=== RECORDS SHOWN ===

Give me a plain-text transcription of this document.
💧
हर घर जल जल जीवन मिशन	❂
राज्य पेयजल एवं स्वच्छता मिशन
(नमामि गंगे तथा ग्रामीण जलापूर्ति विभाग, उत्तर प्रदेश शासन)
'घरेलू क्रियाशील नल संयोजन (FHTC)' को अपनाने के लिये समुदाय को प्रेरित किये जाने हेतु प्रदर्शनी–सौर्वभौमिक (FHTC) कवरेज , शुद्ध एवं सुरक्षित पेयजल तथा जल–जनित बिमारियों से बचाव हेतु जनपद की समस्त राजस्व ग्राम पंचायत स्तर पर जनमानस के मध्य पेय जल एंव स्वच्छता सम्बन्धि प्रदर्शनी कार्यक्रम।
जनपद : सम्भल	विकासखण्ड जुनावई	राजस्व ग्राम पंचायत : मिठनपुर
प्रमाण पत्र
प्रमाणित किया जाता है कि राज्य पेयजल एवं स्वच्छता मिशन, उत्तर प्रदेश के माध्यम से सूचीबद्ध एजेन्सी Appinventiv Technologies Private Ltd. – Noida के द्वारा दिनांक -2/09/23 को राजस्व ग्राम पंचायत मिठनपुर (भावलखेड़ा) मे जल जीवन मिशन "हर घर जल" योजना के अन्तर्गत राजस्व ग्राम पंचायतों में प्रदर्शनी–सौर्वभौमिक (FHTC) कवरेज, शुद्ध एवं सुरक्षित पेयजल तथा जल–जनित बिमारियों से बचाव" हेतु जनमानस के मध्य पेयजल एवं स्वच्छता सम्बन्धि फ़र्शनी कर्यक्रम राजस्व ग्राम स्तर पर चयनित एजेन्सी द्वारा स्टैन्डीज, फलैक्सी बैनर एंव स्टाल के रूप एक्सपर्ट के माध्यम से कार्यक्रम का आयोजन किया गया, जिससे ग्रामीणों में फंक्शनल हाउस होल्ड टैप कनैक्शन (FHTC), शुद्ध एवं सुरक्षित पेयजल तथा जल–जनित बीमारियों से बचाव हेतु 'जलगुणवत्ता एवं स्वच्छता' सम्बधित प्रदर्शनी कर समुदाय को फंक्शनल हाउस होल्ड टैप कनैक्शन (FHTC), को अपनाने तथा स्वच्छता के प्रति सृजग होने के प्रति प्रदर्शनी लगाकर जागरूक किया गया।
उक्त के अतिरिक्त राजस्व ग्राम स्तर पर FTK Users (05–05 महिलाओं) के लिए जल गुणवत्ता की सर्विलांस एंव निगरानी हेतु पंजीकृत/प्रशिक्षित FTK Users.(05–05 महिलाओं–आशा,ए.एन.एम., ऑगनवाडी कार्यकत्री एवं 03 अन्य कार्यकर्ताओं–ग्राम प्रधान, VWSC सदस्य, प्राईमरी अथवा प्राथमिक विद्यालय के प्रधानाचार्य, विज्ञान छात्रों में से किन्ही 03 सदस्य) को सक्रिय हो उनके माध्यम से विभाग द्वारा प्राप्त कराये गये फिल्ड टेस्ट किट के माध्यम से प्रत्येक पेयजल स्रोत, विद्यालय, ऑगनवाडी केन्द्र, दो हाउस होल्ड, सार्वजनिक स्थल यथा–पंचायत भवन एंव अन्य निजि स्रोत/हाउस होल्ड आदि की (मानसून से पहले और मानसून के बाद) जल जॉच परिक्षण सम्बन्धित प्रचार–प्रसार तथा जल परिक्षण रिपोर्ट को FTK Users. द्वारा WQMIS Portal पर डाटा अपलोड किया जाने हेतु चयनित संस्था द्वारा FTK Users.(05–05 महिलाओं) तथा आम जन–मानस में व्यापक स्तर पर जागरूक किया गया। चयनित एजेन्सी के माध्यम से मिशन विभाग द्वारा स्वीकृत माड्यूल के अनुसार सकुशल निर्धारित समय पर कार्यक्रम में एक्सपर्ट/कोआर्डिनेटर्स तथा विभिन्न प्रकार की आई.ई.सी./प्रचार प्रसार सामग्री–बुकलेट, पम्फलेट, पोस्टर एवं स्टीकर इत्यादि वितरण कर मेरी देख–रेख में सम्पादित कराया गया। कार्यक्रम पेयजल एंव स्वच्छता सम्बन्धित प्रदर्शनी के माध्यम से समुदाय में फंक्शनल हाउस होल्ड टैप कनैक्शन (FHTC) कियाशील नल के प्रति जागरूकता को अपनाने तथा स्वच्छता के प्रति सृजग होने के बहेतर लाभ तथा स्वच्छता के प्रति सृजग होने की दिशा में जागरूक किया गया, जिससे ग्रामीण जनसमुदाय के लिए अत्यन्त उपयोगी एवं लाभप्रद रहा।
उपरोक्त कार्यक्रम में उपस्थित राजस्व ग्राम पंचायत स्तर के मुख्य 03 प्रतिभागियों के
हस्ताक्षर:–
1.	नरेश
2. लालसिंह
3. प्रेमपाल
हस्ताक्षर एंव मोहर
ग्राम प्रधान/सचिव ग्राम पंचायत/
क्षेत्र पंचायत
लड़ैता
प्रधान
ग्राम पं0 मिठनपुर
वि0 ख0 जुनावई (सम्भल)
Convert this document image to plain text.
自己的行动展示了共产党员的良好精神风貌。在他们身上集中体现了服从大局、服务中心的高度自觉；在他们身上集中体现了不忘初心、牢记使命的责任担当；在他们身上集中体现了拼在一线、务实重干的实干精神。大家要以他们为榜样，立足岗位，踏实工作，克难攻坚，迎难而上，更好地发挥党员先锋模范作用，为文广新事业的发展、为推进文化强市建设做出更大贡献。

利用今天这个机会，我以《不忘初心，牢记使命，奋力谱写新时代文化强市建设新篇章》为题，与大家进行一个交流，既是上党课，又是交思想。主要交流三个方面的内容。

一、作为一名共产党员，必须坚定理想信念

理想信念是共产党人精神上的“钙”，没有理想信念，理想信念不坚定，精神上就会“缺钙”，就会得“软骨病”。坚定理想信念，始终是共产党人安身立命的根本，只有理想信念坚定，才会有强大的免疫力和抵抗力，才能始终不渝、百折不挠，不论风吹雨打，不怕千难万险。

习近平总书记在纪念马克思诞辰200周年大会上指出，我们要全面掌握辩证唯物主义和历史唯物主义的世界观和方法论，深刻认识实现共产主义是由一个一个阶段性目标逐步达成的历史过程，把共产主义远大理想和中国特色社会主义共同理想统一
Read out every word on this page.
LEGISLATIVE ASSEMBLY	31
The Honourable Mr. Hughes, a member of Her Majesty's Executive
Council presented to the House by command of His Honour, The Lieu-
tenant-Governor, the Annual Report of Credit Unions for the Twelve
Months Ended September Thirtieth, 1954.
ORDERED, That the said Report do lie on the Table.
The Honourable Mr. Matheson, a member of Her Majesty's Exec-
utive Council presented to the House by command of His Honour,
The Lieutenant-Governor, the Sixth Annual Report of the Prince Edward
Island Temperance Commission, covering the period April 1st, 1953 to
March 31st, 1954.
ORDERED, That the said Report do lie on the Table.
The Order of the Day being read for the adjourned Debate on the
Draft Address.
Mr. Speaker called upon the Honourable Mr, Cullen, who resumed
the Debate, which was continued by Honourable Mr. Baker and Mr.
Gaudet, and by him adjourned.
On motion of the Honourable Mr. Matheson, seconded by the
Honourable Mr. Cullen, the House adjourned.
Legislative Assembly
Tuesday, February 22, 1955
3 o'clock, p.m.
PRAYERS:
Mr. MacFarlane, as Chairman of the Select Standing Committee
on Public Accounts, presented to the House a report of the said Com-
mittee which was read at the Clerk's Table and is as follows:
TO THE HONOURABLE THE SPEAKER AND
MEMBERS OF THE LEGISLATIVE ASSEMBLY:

===

● **REQUIREMENT**:
Check every line of the data, and copy the ones that contain "plain".

● **WRITTEN SOLUTION**:
Give me a plain-text transcription of this document.
Convert this document image to plain text.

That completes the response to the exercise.